─── AVAILABLE RECORDS
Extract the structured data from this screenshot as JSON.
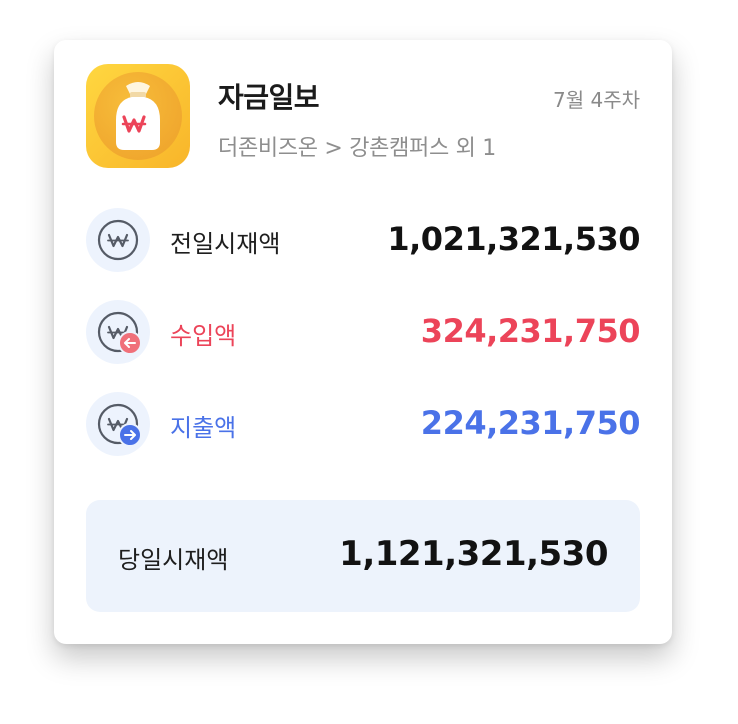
{
  "header": {
    "title": "자금일보",
    "period": "7월 4주차",
    "breadcrumb": "더존비즈온 > 강촌캠퍼스 외 1"
  },
  "app_icon": {
    "name": "money-bag-icon",
    "symbol": "₩"
  },
  "rows": [
    {
      "label": "전일시재액",
      "amount": "1,021,321,530",
      "icon": "won-coin-icon"
    },
    {
      "label": "수입액",
      "amount": "324,231,750",
      "icon": "won-coin-income-icon",
      "color": "#ec4459"
    },
    {
      "label": "지출액",
      "amount": "224,231,750",
      "icon": "won-coin-expense-icon",
      "color": "#4a72e8"
    }
  ],
  "total": {
    "label": "당일시재액",
    "amount": "1,121,321,530"
  },
  "colors": {
    "income": "#ec4459",
    "expense": "#4a72e8",
    "icon_bg_gradient_start": "#ffd740",
    "icon_bg_gradient_end": "#f8b52a",
    "summary_bg": "#edf3fc"
  }
}
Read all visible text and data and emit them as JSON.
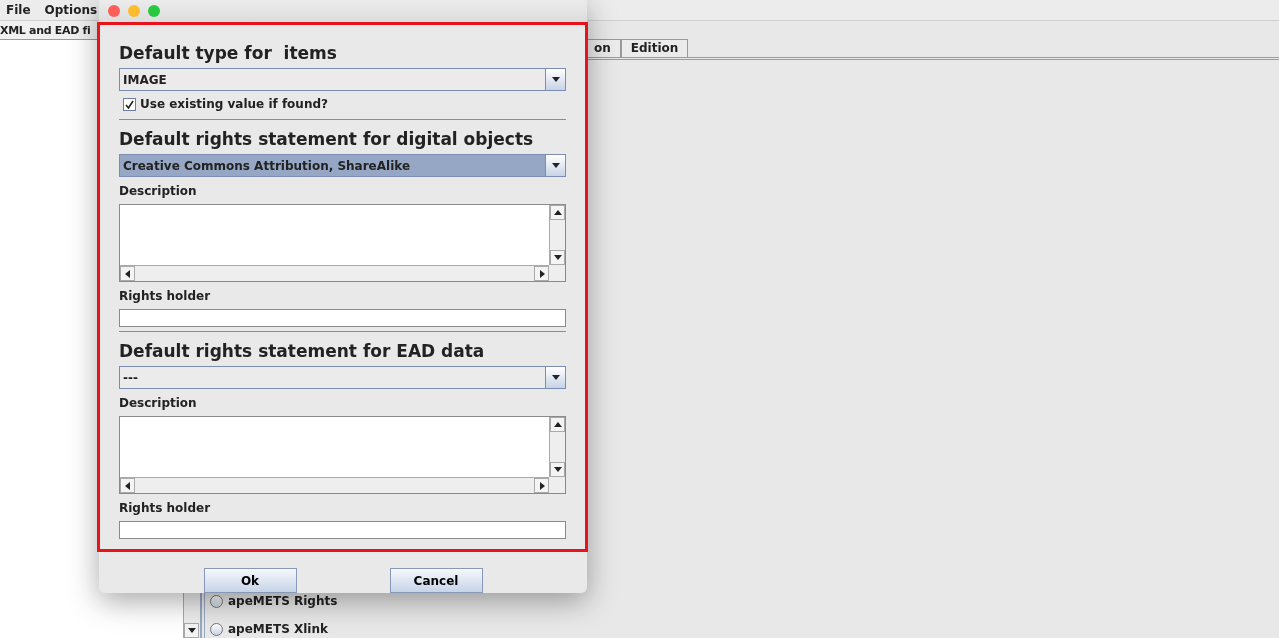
{
  "menu": [
    "File",
    "Options"
  ],
  "left_tab": {
    "label": "XML and EAD fi"
  },
  "right_tabs": [
    "on",
    "Edition"
  ],
  "options": [
    {
      "label": "apeMETS Rights",
      "selected": false
    },
    {
      "label": "apeMETS Xlink",
      "selected": false
    }
  ],
  "dialog": {
    "type_section": {
      "heading": "Default type for  items",
      "value": "IMAGE",
      "highlighted": false,
      "checkbox": {
        "label": "Use existing value if found?",
        "checked": true
      }
    },
    "rights_sections": [
      {
        "heading": "Default rights statement for digital objects",
        "value": "Creative Commons Attribution, ShareAlike",
        "highlighted": true,
        "description_label": "Description",
        "holder_label": "Rights holder"
      },
      {
        "heading": "Default rights statement for EAD data",
        "value": "---",
        "highlighted": false,
        "description_label": "Description",
        "holder_label": "Rights holder"
      }
    ],
    "buttons": [
      "Ok",
      "Cancel"
    ]
  }
}
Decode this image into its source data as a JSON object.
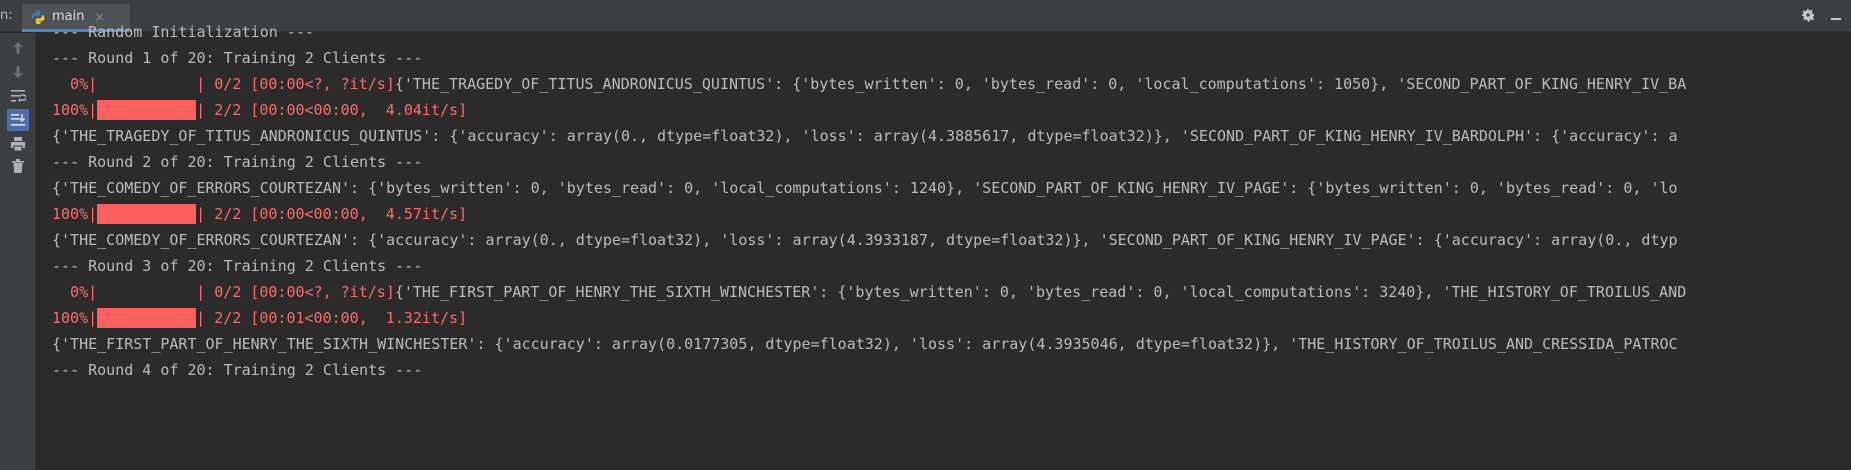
{
  "topbar": {
    "run_label": "n:",
    "tab_label": "main",
    "tab_close": "×",
    "settings_icon": "gear-icon",
    "minimize_icon": "minimize-icon"
  },
  "left_toolbar": {
    "icons": [
      "arrow-up-icon",
      "arrow-down-icon",
      "soft-wrap-icon",
      "scroll-to-end-icon",
      "print-icon",
      "trash-icon"
    ]
  },
  "colors": {
    "background": "#2b2b2b",
    "toolbar": "#3c3f41",
    "text": "#bbbbbb",
    "stderr_red": "#ff6b68",
    "progress_fill": "#ff5f5f",
    "tab_underline": "#4a88c7"
  },
  "console": {
    "line_0": "--- Random Initialization ---",
    "line_1": "--- Round 1 of 20: Training 2 Clients ---",
    "line_2": {
      "pct": "  0%|",
      "rest": "| 0/2 [00:00<?, ?it/s]",
      "tail": "{'THE_TRAGEDY_OF_TITUS_ANDRONICUS_QUINTUS': {'bytes_written': 0, 'bytes_read': 0, 'local_computations': 1050}, 'SECOND_PART_OF_KING_HENRY_IV_BA"
    },
    "line_3": {
      "pct": "100%|",
      "rest": "| 2/2 [00:00<00:00,  4.04it/s]"
    },
    "line_4": "{'THE_TRAGEDY_OF_TITUS_ANDRONICUS_QUINTUS': {'accuracy': array(0., dtype=float32), 'loss': array(4.3885617, dtype=float32)}, 'SECOND_PART_OF_KING_HENRY_IV_BARDOLPH': {'accuracy': a",
    "line_5": "--- Round 2 of 20: Training 2 Clients ---",
    "line_6": "{'THE_COMEDY_OF_ERRORS_COURTEZAN': {'bytes_written': 0, 'bytes_read': 0, 'local_computations': 1240}, 'SECOND_PART_OF_KING_HENRY_IV_PAGE': {'bytes_written': 0, 'bytes_read': 0, 'lo",
    "line_7": {
      "pct": "100%|",
      "rest": "| 2/2 [00:00<00:00,  4.57it/s]"
    },
    "line_8": "{'THE_COMEDY_OF_ERRORS_COURTEZAN': {'accuracy': array(0., dtype=float32), 'loss': array(4.3933187, dtype=float32)}, 'SECOND_PART_OF_KING_HENRY_IV_PAGE': {'accuracy': array(0., dtyp",
    "line_9": "--- Round 3 of 20: Training 2 Clients ---",
    "line_10": {
      "pct": "  0%|",
      "rest": "| 0/2 [00:00<?, ?it/s]",
      "tail": "{'THE_FIRST_PART_OF_HENRY_THE_SIXTH_WINCHESTER': {'bytes_written': 0, 'bytes_read': 0, 'local_computations': 3240}, 'THE_HISTORY_OF_TROILUS_AND"
    },
    "line_11": {
      "pct": "100%|",
      "rest": "| 2/2 [00:01<00:00,  1.32it/s]"
    },
    "line_12": "{'THE_FIRST_PART_OF_HENRY_THE_SIXTH_WINCHESTER': {'accuracy': array(0.0177305, dtype=float32), 'loss': array(4.3935046, dtype=float32)}, 'THE_HISTORY_OF_TROILUS_AND_CRESSIDA_PATROC",
    "line_13": "--- Round 4 of 20: Training 2 Clients ---"
  },
  "progress": {
    "round1_start": 0.0,
    "round1_end": 1.0,
    "round2_end": 1.0,
    "round3_start": 0.0,
    "round3_end": 1.0
  }
}
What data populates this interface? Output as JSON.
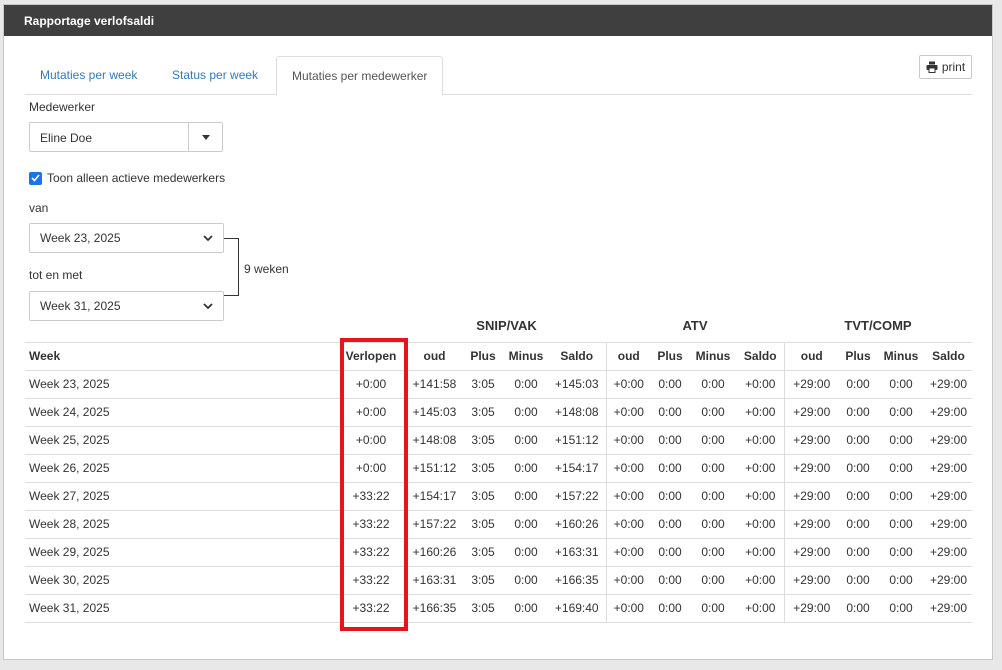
{
  "header": {
    "title": "Rapportage verlofsaldi"
  },
  "print": {
    "label": "print"
  },
  "tabs": [
    {
      "label": "Mutaties per week"
    },
    {
      "label": "Status per week"
    },
    {
      "label": "Mutaties per medewerker"
    }
  ],
  "form": {
    "employee_label": "Medewerker",
    "employee_value": "Eline Doe",
    "active_only_label": "Toon alleen actieve medewerkers",
    "active_only_checked": true,
    "from_label": "van",
    "from_value": "Week 23, 2025",
    "to_label": "tot en met",
    "to_value": "Week 31, 2025",
    "span_text": "9 weken"
  },
  "table": {
    "groups": [
      "SNIP/VAK",
      "ATV",
      "TVT/COMP"
    ],
    "week_header": "Week",
    "expired_header": "Verlopen",
    "sub_headers": [
      "oud",
      "Plus",
      "Minus",
      "Saldo"
    ],
    "rows": [
      {
        "week": "Week 23, 2025",
        "verlopen": "+0:00",
        "snip": [
          "+141:58",
          "3:05",
          "0:00",
          "+145:03"
        ],
        "atv": [
          "+0:00",
          "0:00",
          "0:00",
          "+0:00"
        ],
        "tvt": [
          "+29:00",
          "0:00",
          "0:00",
          "+29:00"
        ]
      },
      {
        "week": "Week 24, 2025",
        "verlopen": "+0:00",
        "snip": [
          "+145:03",
          "3:05",
          "0:00",
          "+148:08"
        ],
        "atv": [
          "+0:00",
          "0:00",
          "0:00",
          "+0:00"
        ],
        "tvt": [
          "+29:00",
          "0:00",
          "0:00",
          "+29:00"
        ]
      },
      {
        "week": "Week 25, 2025",
        "verlopen": "+0:00",
        "snip": [
          "+148:08",
          "3:05",
          "0:00",
          "+151:12"
        ],
        "atv": [
          "+0:00",
          "0:00",
          "0:00",
          "+0:00"
        ],
        "tvt": [
          "+29:00",
          "0:00",
          "0:00",
          "+29:00"
        ]
      },
      {
        "week": "Week 26, 2025",
        "verlopen": "+0:00",
        "snip": [
          "+151:12",
          "3:05",
          "0:00",
          "+154:17"
        ],
        "atv": [
          "+0:00",
          "0:00",
          "0:00",
          "+0:00"
        ],
        "tvt": [
          "+29:00",
          "0:00",
          "0:00",
          "+29:00"
        ]
      },
      {
        "week": "Week 27, 2025",
        "verlopen": "+33:22",
        "snip": [
          "+154:17",
          "3:05",
          "0:00",
          "+157:22"
        ],
        "atv": [
          "+0:00",
          "0:00",
          "0:00",
          "+0:00"
        ],
        "tvt": [
          "+29:00",
          "0:00",
          "0:00",
          "+29:00"
        ]
      },
      {
        "week": "Week 28, 2025",
        "verlopen": "+33:22",
        "snip": [
          "+157:22",
          "3:05",
          "0:00",
          "+160:26"
        ],
        "atv": [
          "+0:00",
          "0:00",
          "0:00",
          "+0:00"
        ],
        "tvt": [
          "+29:00",
          "0:00",
          "0:00",
          "+29:00"
        ]
      },
      {
        "week": "Week 29, 2025",
        "verlopen": "+33:22",
        "snip": [
          "+160:26",
          "3:05",
          "0:00",
          "+163:31"
        ],
        "atv": [
          "+0:00",
          "0:00",
          "0:00",
          "+0:00"
        ],
        "tvt": [
          "+29:00",
          "0:00",
          "0:00",
          "+29:00"
        ]
      },
      {
        "week": "Week 30, 2025",
        "verlopen": "+33:22",
        "snip": [
          "+163:31",
          "3:05",
          "0:00",
          "+166:35"
        ],
        "atv": [
          "+0:00",
          "0:00",
          "0:00",
          "+0:00"
        ],
        "tvt": [
          "+29:00",
          "0:00",
          "0:00",
          "+29:00"
        ]
      },
      {
        "week": "Week 31, 2025",
        "verlopen": "+33:22",
        "snip": [
          "+166:35",
          "3:05",
          "0:00",
          "+169:40"
        ],
        "atv": [
          "+0:00",
          "0:00",
          "0:00",
          "+0:00"
        ],
        "tvt": [
          "+29:00",
          "0:00",
          "0:00",
          "+29:00"
        ]
      }
    ]
  },
  "colors": {
    "highlight": "#e5141d",
    "header_bg": "#3f3f3f",
    "link": "#337ab7",
    "checkbox": "#1a73e8"
  }
}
──────
--- EXERCISE ---
Find the word "title" and list each line it appears in.

--- TASK OUTPUT ---
    "title": "자금일보",
    "title": "Rapportage verlofsaldi"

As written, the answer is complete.